DO THIS:
Edit the stretch from the line containing "List every element" through the line containing "- Text: N: N: [160, 88, 172, 103]": rewrite those lines with "confined" replaced by "isolated" and everything else unchanged.

+++ MATERIAL

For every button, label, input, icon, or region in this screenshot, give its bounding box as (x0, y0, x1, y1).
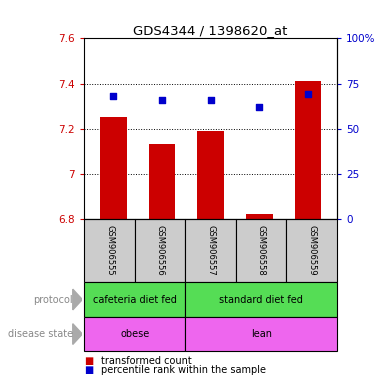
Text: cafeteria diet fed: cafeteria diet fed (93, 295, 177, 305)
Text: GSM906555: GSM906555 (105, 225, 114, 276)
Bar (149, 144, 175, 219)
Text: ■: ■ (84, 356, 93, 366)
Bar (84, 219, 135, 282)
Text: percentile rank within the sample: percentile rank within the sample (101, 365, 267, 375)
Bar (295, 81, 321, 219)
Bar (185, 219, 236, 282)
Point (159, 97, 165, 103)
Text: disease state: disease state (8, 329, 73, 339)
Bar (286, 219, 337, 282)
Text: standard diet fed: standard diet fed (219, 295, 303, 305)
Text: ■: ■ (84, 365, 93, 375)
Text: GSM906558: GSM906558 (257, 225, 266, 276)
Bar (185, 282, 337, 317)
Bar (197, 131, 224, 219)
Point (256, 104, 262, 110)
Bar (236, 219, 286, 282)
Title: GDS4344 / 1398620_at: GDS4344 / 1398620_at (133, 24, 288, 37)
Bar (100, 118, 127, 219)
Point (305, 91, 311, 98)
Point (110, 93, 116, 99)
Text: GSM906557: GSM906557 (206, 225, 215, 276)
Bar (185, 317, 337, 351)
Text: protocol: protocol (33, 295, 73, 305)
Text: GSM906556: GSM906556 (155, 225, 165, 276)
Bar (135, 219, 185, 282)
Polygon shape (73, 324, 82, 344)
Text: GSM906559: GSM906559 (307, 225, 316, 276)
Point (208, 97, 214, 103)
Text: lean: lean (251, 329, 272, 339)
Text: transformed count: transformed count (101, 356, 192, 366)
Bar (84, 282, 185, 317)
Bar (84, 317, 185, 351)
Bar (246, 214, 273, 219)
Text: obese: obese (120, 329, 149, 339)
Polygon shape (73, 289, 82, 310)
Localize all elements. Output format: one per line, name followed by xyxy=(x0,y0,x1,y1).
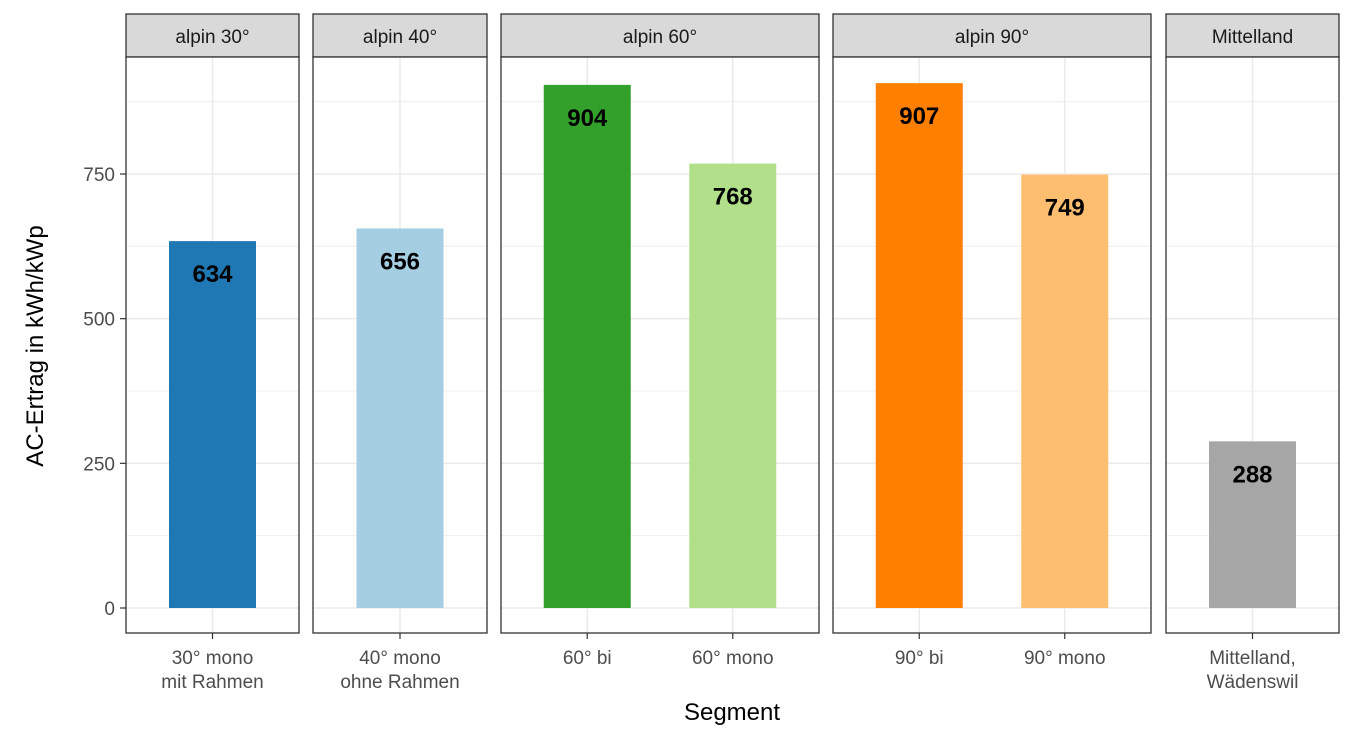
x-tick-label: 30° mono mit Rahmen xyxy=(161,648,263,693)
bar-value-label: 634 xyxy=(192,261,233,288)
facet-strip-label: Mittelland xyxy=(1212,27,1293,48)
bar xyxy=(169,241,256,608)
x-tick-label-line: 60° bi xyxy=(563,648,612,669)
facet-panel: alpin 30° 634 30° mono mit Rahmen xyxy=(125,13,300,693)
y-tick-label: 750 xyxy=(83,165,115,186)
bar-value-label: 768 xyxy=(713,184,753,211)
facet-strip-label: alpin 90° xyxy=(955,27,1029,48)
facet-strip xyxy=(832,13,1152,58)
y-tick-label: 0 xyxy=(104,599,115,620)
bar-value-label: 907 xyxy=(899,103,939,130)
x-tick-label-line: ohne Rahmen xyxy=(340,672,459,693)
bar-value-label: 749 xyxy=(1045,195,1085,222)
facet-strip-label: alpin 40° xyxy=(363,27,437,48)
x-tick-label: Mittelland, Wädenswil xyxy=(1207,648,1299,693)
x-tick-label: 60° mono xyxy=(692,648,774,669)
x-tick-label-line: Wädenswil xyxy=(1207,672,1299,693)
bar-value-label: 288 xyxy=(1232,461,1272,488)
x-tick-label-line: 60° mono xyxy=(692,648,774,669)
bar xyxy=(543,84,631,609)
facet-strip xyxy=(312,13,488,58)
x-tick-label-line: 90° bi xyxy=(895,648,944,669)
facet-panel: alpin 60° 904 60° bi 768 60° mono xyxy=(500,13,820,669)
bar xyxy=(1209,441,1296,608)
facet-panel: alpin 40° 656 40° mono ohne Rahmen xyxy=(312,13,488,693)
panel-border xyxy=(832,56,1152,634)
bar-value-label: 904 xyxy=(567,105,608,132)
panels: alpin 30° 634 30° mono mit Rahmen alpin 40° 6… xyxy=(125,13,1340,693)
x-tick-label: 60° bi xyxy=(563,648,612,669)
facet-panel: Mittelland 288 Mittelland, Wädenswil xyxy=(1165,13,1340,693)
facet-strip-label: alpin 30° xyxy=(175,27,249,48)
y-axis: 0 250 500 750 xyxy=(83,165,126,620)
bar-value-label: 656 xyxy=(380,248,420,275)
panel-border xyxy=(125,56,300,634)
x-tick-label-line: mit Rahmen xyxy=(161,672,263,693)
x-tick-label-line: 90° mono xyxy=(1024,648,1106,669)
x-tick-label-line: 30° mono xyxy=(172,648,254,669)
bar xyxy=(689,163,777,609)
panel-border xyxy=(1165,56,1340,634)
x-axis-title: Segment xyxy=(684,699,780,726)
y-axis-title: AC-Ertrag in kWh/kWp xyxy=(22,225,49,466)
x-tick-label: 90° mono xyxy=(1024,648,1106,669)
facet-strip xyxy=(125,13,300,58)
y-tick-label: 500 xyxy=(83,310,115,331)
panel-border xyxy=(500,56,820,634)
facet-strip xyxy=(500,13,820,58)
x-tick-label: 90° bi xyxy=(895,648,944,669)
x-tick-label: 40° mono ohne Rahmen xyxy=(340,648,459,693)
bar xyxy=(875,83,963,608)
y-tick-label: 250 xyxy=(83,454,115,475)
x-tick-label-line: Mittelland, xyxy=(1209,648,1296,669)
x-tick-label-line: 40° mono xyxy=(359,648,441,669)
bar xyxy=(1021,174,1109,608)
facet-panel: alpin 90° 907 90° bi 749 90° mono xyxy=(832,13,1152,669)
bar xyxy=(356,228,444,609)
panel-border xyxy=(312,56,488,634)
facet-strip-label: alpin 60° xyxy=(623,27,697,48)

++++++
+++ MATERIAL

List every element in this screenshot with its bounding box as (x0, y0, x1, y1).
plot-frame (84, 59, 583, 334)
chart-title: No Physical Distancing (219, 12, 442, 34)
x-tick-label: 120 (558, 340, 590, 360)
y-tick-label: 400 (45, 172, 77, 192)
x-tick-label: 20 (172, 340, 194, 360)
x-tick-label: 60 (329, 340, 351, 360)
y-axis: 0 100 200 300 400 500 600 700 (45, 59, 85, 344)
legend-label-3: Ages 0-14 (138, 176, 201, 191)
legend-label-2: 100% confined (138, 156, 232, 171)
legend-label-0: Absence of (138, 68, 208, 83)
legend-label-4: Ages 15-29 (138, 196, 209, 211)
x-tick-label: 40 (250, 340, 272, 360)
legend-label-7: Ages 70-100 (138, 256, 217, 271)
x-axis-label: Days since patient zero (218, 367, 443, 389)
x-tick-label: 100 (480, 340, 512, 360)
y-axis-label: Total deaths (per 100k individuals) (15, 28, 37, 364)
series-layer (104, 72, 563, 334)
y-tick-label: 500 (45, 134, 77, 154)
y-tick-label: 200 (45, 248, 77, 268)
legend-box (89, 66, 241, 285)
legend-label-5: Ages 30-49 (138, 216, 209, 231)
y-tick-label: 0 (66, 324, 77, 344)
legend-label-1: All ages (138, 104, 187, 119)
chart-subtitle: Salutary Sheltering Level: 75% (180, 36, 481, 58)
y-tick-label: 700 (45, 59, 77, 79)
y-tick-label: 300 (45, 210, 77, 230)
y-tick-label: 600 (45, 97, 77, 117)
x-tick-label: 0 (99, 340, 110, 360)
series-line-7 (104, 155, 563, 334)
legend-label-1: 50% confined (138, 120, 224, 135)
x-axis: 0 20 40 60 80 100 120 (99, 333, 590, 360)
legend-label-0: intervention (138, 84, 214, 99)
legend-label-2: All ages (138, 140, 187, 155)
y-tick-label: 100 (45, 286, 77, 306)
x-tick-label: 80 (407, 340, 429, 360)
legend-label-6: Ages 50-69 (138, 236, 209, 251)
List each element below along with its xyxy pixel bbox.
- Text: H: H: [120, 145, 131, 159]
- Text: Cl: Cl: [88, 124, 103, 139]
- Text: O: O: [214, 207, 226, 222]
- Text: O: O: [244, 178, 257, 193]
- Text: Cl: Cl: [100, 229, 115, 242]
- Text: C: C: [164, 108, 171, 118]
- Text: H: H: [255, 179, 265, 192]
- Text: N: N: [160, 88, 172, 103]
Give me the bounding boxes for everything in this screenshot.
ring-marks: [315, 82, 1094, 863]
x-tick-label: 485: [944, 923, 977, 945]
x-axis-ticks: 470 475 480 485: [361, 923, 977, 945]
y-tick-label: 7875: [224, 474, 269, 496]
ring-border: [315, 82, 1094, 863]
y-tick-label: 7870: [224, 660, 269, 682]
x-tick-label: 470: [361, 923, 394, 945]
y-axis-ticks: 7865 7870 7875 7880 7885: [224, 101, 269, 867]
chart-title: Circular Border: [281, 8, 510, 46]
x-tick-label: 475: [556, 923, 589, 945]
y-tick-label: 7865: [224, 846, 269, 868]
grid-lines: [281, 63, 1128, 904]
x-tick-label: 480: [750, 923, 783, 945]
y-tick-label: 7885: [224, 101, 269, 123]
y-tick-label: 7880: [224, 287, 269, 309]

++++++

TASK ANSWER:
List every element in this screenshot with its bounding box as (x0, y0, x1, y1).
plot-frame (84, 59, 583, 334)
chart-title: No Physical Distancing (219, 12, 442, 34)
x-tick-label: 120 (558, 340, 590, 360)
y-tick-label: 400 (45, 172, 77, 192)
x-tick-label: 20 (172, 340, 194, 360)
x-tick-label: 60 (329, 340, 351, 360)
y-axis: 0 100 200 300 400 500 600 700 (45, 59, 85, 344)
legend-label-3: Ages 0-14 (138, 176, 201, 191)
legend-label-2: 100% isolated (138, 156, 232, 171)
legend-label-0: Absence of (138, 68, 208, 83)
legend-label-4: Ages 15-29 (138, 196, 209, 211)
x-tick-label: 40 (250, 340, 272, 360)
legend-label-7: Ages 70-100 (138, 256, 217, 271)
x-axis-label: Days since patient zero (218, 367, 443, 389)
x-tick-label: 100 (480, 340, 512, 360)
y-axis-label: Total deaths (per 100k individuals) (15, 28, 37, 364)
series-layer (104, 72, 563, 334)
y-tick-label: 500 (45, 134, 77, 154)
y-tick-label: 200 (45, 248, 77, 268)
legend-box (89, 66, 241, 285)
legend-label-5: Ages 30-49 (138, 216, 209, 231)
y-tick-label: 0 (66, 324, 77, 344)
legend-label-1: All ages (138, 104, 187, 119)
chart-subtitle: Salutary Sheltering Level: 75% (180, 36, 481, 58)
y-tick-label: 700 (45, 59, 77, 79)
y-tick-label: 300 (45, 210, 77, 230)
y-tick-label: 600 (45, 97, 77, 117)
x-tick-label: 0 (99, 340, 110, 360)
series-line-7 (104, 155, 563, 334)
legend-label-1: 50% isolated (138, 120, 224, 135)
x-axis: 0 20 40 60 80 100 120 (99, 333, 590, 360)
legend-label-0: intervention (138, 84, 214, 99)
legend-label-2: All ages (138, 140, 187, 155)
y-tick-label: 100 (45, 286, 77, 306)
x-tick-label: 80 (407, 340, 429, 360)
legend-label-6: Ages 50-69 (138, 236, 209, 251)
List each element below along with its xyxy pixel bbox.
- Text: H: H: [120, 145, 131, 159]
- Text: Cl: Cl: [88, 124, 103, 139]
- Text: O: O: [214, 207, 226, 222]
- Text: O: O: [244, 178, 257, 193]
- Text: Cl: Cl: [100, 229, 115, 242]
- Text: C: C: [164, 108, 171, 118]
- Text: H: H: [255, 179, 265, 192]
- Text: N: N: [160, 88, 172, 103]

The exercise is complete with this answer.